● **PROBLEM REQUIREMENTS**
Please update the lines starting with the line that contains "cell-key: 4 (468, 442, 484, 465)" and going on through the line that contains "cell-blank (609, 0, 626, 52)", writing them out again with "callout" changed to "marker" and everything else left unchanged.

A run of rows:

•••••

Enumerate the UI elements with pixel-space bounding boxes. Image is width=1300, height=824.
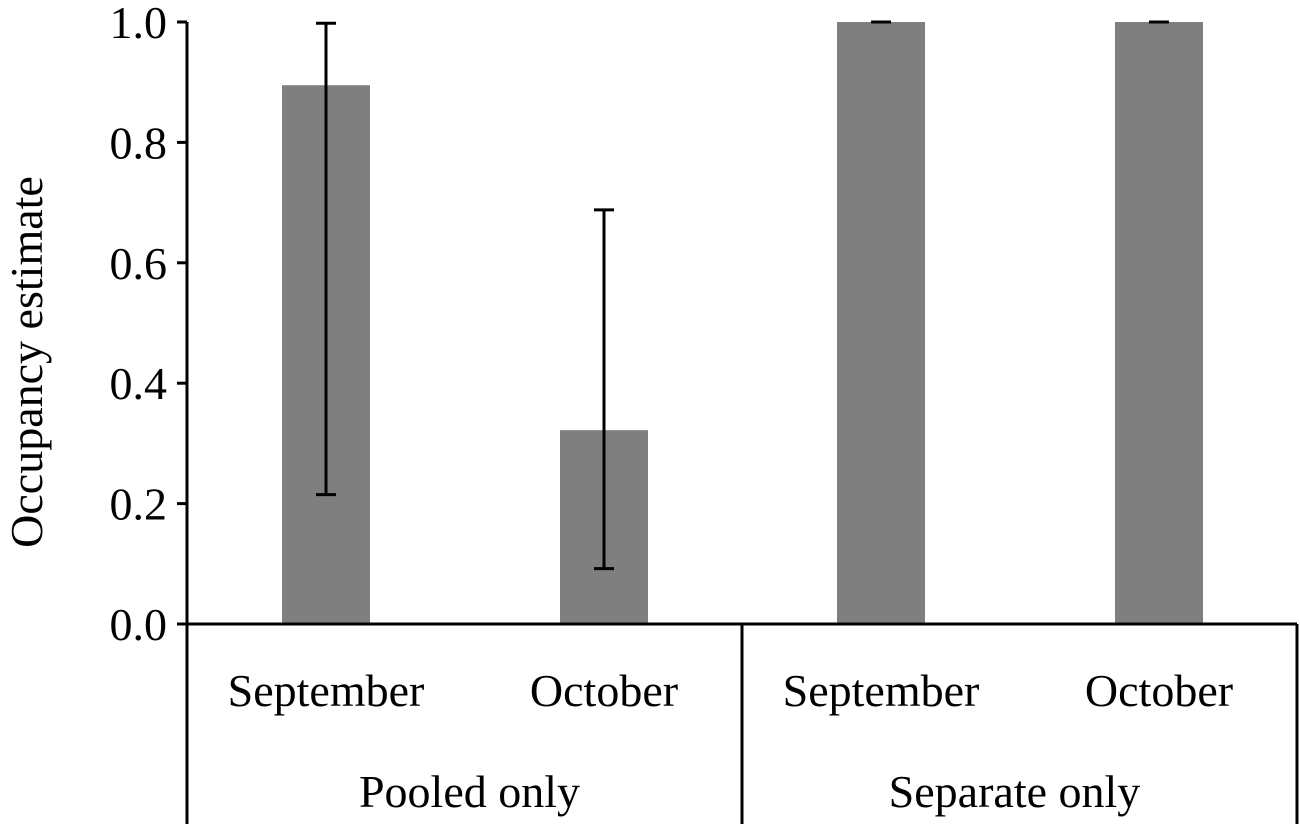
bars <box>282 22 1203 624</box>
error-bars <box>316 20 1169 571</box>
error-bar <box>594 208 614 571</box>
y-axis-title: Occupancy estimate <box>1 176 52 548</box>
y-axis-ticks: 0.0 0.2 0.4 0.6 0.8 1.0 <box>110 0 187 650</box>
category-labels: September October September October <box>228 665 1233 716</box>
x-category-label: October <box>1085 665 1233 716</box>
x-category-label: September <box>228 665 425 716</box>
x-group-label: Pooled only <box>359 766 580 817</box>
axes <box>185 22 1299 824</box>
error-bar <box>316 21 336 497</box>
x-group-label: Separate only <box>889 766 1141 817</box>
group-labels: Pooled only Separate only <box>359 766 1140 817</box>
y-tick-label: 0.6 <box>110 238 168 289</box>
x-category-label: September <box>783 665 980 716</box>
y-tick-label: 0.8 <box>110 117 168 168</box>
y-tick-label: 0.2 <box>110 479 168 530</box>
y-tick-label: 1.0 <box>110 0 168 48</box>
y-tick-label: 0.4 <box>110 358 168 409</box>
x-category-label: October <box>530 665 678 716</box>
y-tick-label: 0.0 <box>110 599 168 650</box>
bar <box>1115 22 1203 624</box>
bar <box>837 22 925 624</box>
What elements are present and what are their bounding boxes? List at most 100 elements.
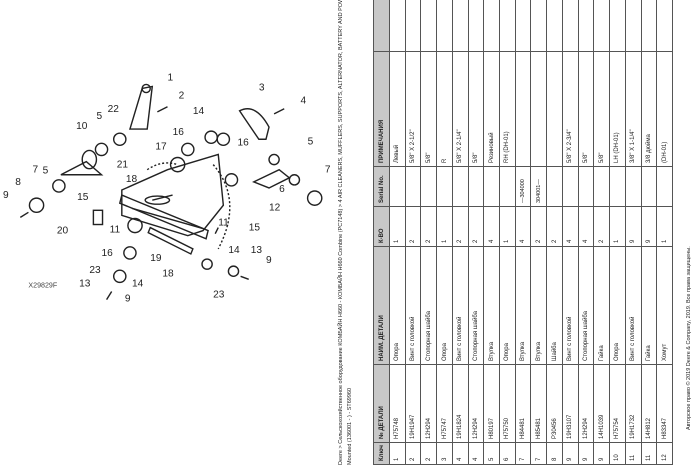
cell-key: 4 (468, 442, 484, 465)
callout: 13 (251, 245, 263, 256)
table-row: 3 H75747 Опора 1 R (436, 0, 453, 465)
callout: 16 (173, 127, 185, 138)
callout: 14 (132, 278, 144, 289)
cell-key: 4 (452, 442, 469, 465)
header-breadcrumb: Deere > Сельскохозяйственное оборудовани… (338, 0, 344, 465)
header-subline: Mounted (136001 - ) - ST69960 (347, 387, 353, 465)
cell-qty: 2 (468, 206, 484, 247)
cell-key: 1 (389, 442, 406, 465)
cell-serial (420, 166, 437, 207)
cell-key: 2 (420, 442, 437, 465)
diagram-drawing (19, 83, 323, 301)
cell-serial: —304000 (515, 166, 531, 207)
cell-notes: RH (DH-01) (499, 51, 516, 167)
cell-notes (530, 51, 547, 167)
callout: 5 (96, 111, 102, 122)
cell-key: 11 (641, 442, 657, 465)
cell-qty: 4 (578, 206, 594, 247)
cell-qty: 2 (593, 206, 610, 247)
callout: 6 (279, 184, 285, 195)
cell-notes: 5/8" X 2-3/4" (562, 51, 579, 167)
cell-notes: 5/8" (468, 51, 484, 167)
callout: 21 (117, 160, 129, 171)
cell-key: 9 (593, 442, 610, 465)
cell-serial (656, 166, 673, 207)
cell-blank (483, 0, 500, 52)
cell-serial (452, 166, 469, 207)
cell-blank (546, 0, 563, 52)
cell-blank (420, 0, 437, 52)
cell-blank (562, 0, 579, 52)
cell-key: 11 (625, 442, 641, 465)
cell-qty: 1 (656, 206, 673, 247)
table-row: 7 H85481 Втулка 2 304001— (530, 0, 547, 465)
cell-qty: 4 (562, 206, 579, 247)
table-row: 2 19H1947 Винт с головкой 2 5/8" X 2-1/2" (405, 0, 421, 465)
cell-part-name: Винт с головкой (452, 246, 469, 365)
cell-part-name: Стопорная шайба (468, 246, 484, 365)
cell-part-name: Втулка (483, 246, 500, 365)
cell-serial (468, 166, 484, 207)
col-qty: К-ВО (373, 206, 390, 247)
cell-part-name: Опора (436, 246, 453, 365)
col-blank (373, 0, 390, 52)
cell-part-no: 19H3107 (562, 364, 579, 443)
cell-part-no: 19H1732 (625, 364, 641, 443)
table-row: 4 19H1824 Винт с головкой 2 5/8" X 2-1/4" (452, 0, 469, 465)
callout: 22 (108, 104, 120, 115)
cell-notes (515, 51, 531, 167)
cell-qty: 4 (483, 206, 500, 247)
cell-blank (515, 0, 531, 52)
cell-blank (609, 0, 626, 52)
callout: 9 (3, 190, 9, 201)
callout: 23 (213, 290, 225, 301)
cell-serial: 304001— (530, 166, 547, 207)
cell-serial (546, 166, 563, 207)
cell-qty: 1 (609, 206, 626, 247)
cell-qty: 4 (515, 206, 531, 247)
parts-diagram: 1 2 3 4 5 5 5 6 7 7 8 9 9 9 10 11 11 12 … (3, 72, 331, 304)
cell-part-name: Хомут (656, 246, 673, 365)
cell-part-name: Винт с головкой (405, 246, 421, 365)
cell-serial (578, 166, 594, 207)
cell-part-no: 19H1824 (452, 364, 469, 443)
callout: 19 (150, 253, 162, 264)
cell-serial (405, 166, 421, 207)
callout: 12 (269, 202, 281, 213)
cell-qty: 2 (420, 206, 437, 247)
cell-notes: 3/8 дюйма (641, 51, 657, 167)
cell-part-no: 14H1039 (593, 364, 610, 443)
table-row: 9 12H294 Стопорная шайба 4 5/8" (578, 0, 594, 465)
cell-serial (436, 166, 453, 207)
cell-notes: LH (DH-01) (609, 51, 626, 167)
cell-notes: 5/8" (420, 51, 437, 167)
table-row: 7 H84481 Втулка 4 —304000 (515, 0, 531, 465)
cell-part-name: Опора (609, 246, 626, 365)
cell-part-no: H85481 (530, 364, 547, 443)
cell-part-name: Гайка (641, 246, 657, 365)
cell-serial (483, 166, 500, 207)
table-row: 4 12H294 Стопорная шайба 2 5/8" (468, 0, 484, 465)
cell-notes: 3/8" X 1-1/4" (625, 51, 641, 167)
cell-key: 10 (609, 442, 626, 465)
cell-part-no: H75747 (436, 364, 453, 443)
callout: 10 (76, 121, 88, 132)
callout: 15 (77, 192, 89, 203)
cell-key: 7 (515, 442, 531, 465)
cell-part-name: Гайка (593, 246, 610, 365)
callout: 14 (193, 106, 205, 117)
cell-notes (546, 51, 563, 167)
cell-key: 9 (578, 442, 594, 465)
callout: 18 (162, 268, 174, 279)
cell-serial (609, 166, 626, 207)
cell-serial (562, 166, 579, 207)
callout: 16 (238, 137, 250, 148)
cell-part-no: 12H294 (578, 364, 594, 443)
callout: 7 (325, 165, 331, 176)
cell-blank (452, 0, 469, 52)
cell-part-name: Опора (499, 246, 516, 365)
cell-blank (405, 0, 421, 52)
table-row: 11 19H1732 Винт с головкой 9 3/8" X 1-1/4" (625, 0, 641, 465)
callout: 13 (79, 278, 91, 289)
cell-qty: 2 (530, 206, 547, 247)
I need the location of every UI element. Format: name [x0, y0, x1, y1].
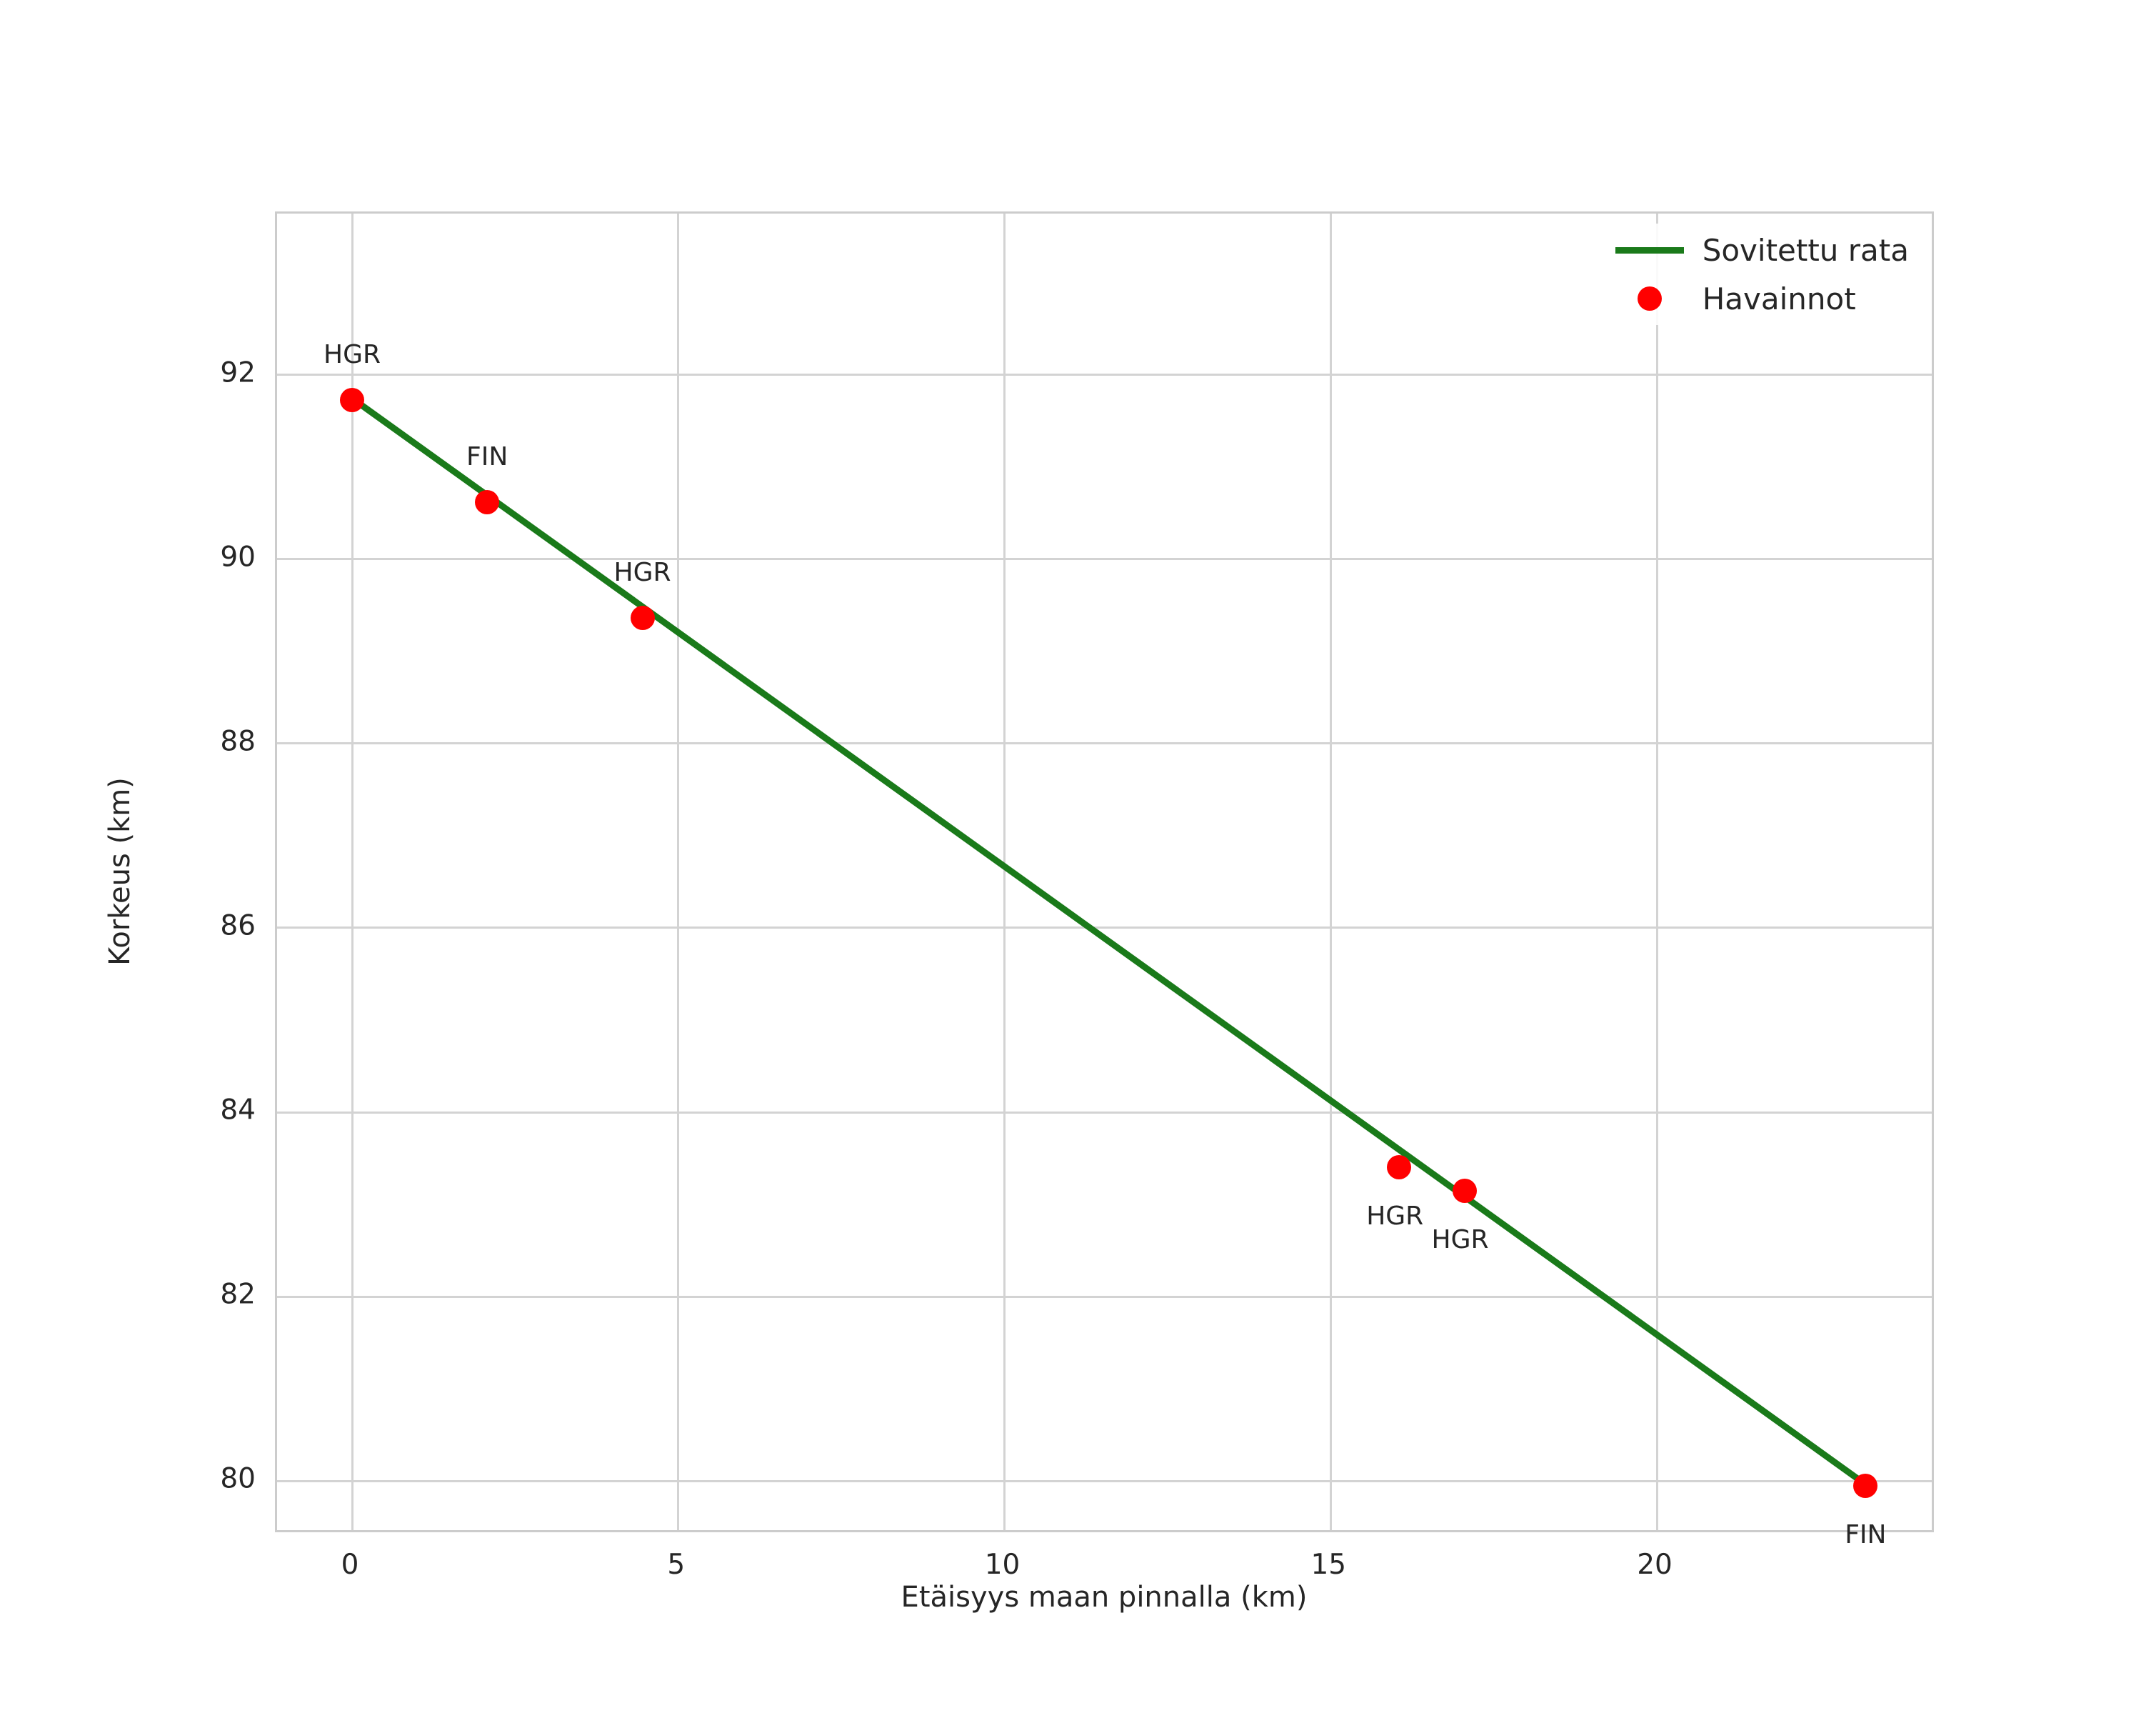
gridline-vertical: [1655, 214, 1658, 1530]
data-point: [1853, 1473, 1878, 1498]
x-tick-label: 5: [667, 1549, 686, 1581]
gridline-horizontal: [277, 742, 1932, 745]
data-point: [630, 606, 655, 631]
y-tick-label: 92: [220, 356, 256, 389]
data-point-label: FIN: [466, 441, 508, 471]
data-point-label: HGR: [1431, 1224, 1489, 1254]
y-tick-label: 90: [220, 541, 256, 574]
x-axis-title: Etäisyys maan pinnalla (km): [901, 1581, 1308, 1614]
gridline-vertical: [677, 214, 680, 1530]
x-tick-label: 20: [1637, 1549, 1673, 1581]
x-tick-label: 15: [1310, 1549, 1347, 1581]
data-point-label: FIN: [1845, 1519, 1887, 1549]
y-tick-label: 82: [220, 1278, 256, 1311]
fitted-trajectory-line: [349, 395, 1865, 1485]
legend-line-swatch-icon: [1615, 246, 1684, 254]
x-tick-label: 10: [984, 1549, 1021, 1581]
y-tick-label: 84: [220, 1094, 256, 1127]
legend-item: Havainnot: [1615, 281, 1909, 316]
chart-legend: Sovitettu rata Havainnot: [1605, 224, 1922, 325]
y-tick-label: 88: [220, 725, 256, 758]
x-tick-label: 0: [341, 1549, 359, 1581]
legend-dot-shape-icon: [1637, 286, 1662, 311]
gridline-horizontal: [277, 558, 1932, 561]
gridline-horizontal: [277, 1479, 1932, 1482]
legend-dot-swatch-icon: [1615, 286, 1684, 311]
data-point-label: HGR: [1366, 1202, 1424, 1232]
gridline-horizontal: [277, 374, 1932, 376]
data-point: [1387, 1155, 1412, 1180]
legend-label: Havainnot: [1702, 281, 1856, 316]
gridline-vertical: [1329, 214, 1332, 1530]
data-point-label: HGR: [324, 339, 381, 369]
gridline-horizontal: [277, 1111, 1932, 1114]
gridline-vertical: [1003, 214, 1006, 1530]
gridline-horizontal: [277, 1295, 1932, 1298]
plot-area: HGR FIN HGR HGR HGR FIN Sovitettu rata Havainn…: [275, 211, 1934, 1549]
y-axis-title: Korkeus (km): [104, 777, 136, 966]
data-point-label: HGR: [613, 558, 671, 588]
data-point: [1452, 1178, 1477, 1203]
legend-label: Sovitettu rata: [1702, 232, 1909, 268]
data-point: [340, 387, 365, 412]
legend-item: Sovitettu rata: [1615, 232, 1909, 268]
y-tick-label: 86: [220, 909, 256, 942]
data-point: [475, 489, 500, 514]
y-tick-label: 80: [220, 1462, 256, 1495]
gridline-horizontal: [277, 927, 1932, 929]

•••••

● **EXERCISE RESPONSE**
cell-key: 4 (468, 442, 484, 465)
marker: 13 (251, 245, 263, 256)
table-row: 3 H75747 Опора 1 R (436, 0, 453, 465)
marker: 16 (173, 127, 185, 138)
marker: 14 (132, 278, 144, 289)
cell-key: 4 (452, 442, 469, 465)
header-breadcrumb: Deere > Сельскохозяйственное оборудовани… (338, 0, 344, 465)
header-subline: Mounted (136001 - ) - ST69960 (347, 387, 353, 465)
cell-qty: 2 (468, 206, 484, 247)
cell-key: 1 (389, 442, 406, 465)
cell-serial (420, 166, 437, 207)
cell-key: 2 (420, 442, 437, 465)
diagram-drawing (19, 83, 323, 301)
cell-serial: —304000 (515, 166, 531, 207)
cell-notes: RH (DH-01) (499, 51, 516, 167)
cell-notes (530, 51, 547, 167)
marker: 5 (96, 111, 102, 122)
cell-key: 11 (641, 442, 657, 465)
cell-qty: 4 (578, 206, 594, 247)
cell-qty: 2 (593, 206, 610, 247)
marker: 6 (279, 184, 285, 195)
cell-notes: 5/8" X 2-3/4" (562, 51, 579, 167)
cell-notes: 5/8" (468, 51, 484, 167)
marker: 21 (117, 160, 129, 171)
cell-key: 9 (593, 442, 610, 465)
cell-serial (656, 166, 673, 207)
cell-blank (483, 0, 500, 52)
cell-serial (452, 166, 469, 207)
cell-blank (546, 0, 563, 52)
cell-blank (420, 0, 437, 52)
cell-blank (562, 0, 579, 52)
cell-key: 11 (625, 442, 641, 465)
cell-qty: 1 (656, 206, 673, 247)
table-row: 7 H85481 Втулка 2 304001— (530, 0, 547, 465)
cell-qty: 4 (562, 206, 579, 247)
table-row: 2 19H1947 Винт с головкой 2 5/8" X 2-1/2" (405, 0, 421, 465)
cell-part-name: Винт с головкой (452, 246, 469, 365)
cell-part-name: Стопорная шайба (468, 246, 484, 365)
cell-part-name: Втулка (483, 246, 500, 365)
cell-serial (468, 166, 484, 207)
col-qty: К-ВО (373, 206, 390, 247)
cell-part-name: Опора (436, 246, 453, 365)
col-blank (373, 0, 390, 52)
cell-part-no: 19H3107 (562, 364, 579, 443)
cell-part-no: 19H1732 (625, 364, 641, 443)
table-row: 4 19H1824 Винт с головкой 2 5/8" X 2-1/4" (452, 0, 469, 465)
marker: 22 (108, 104, 120, 115)
cell-notes (515, 51, 531, 167)
cell-qty: 4 (483, 206, 500, 247)
cell-blank (515, 0, 531, 52)
cell-blank (609, 0, 626, 52)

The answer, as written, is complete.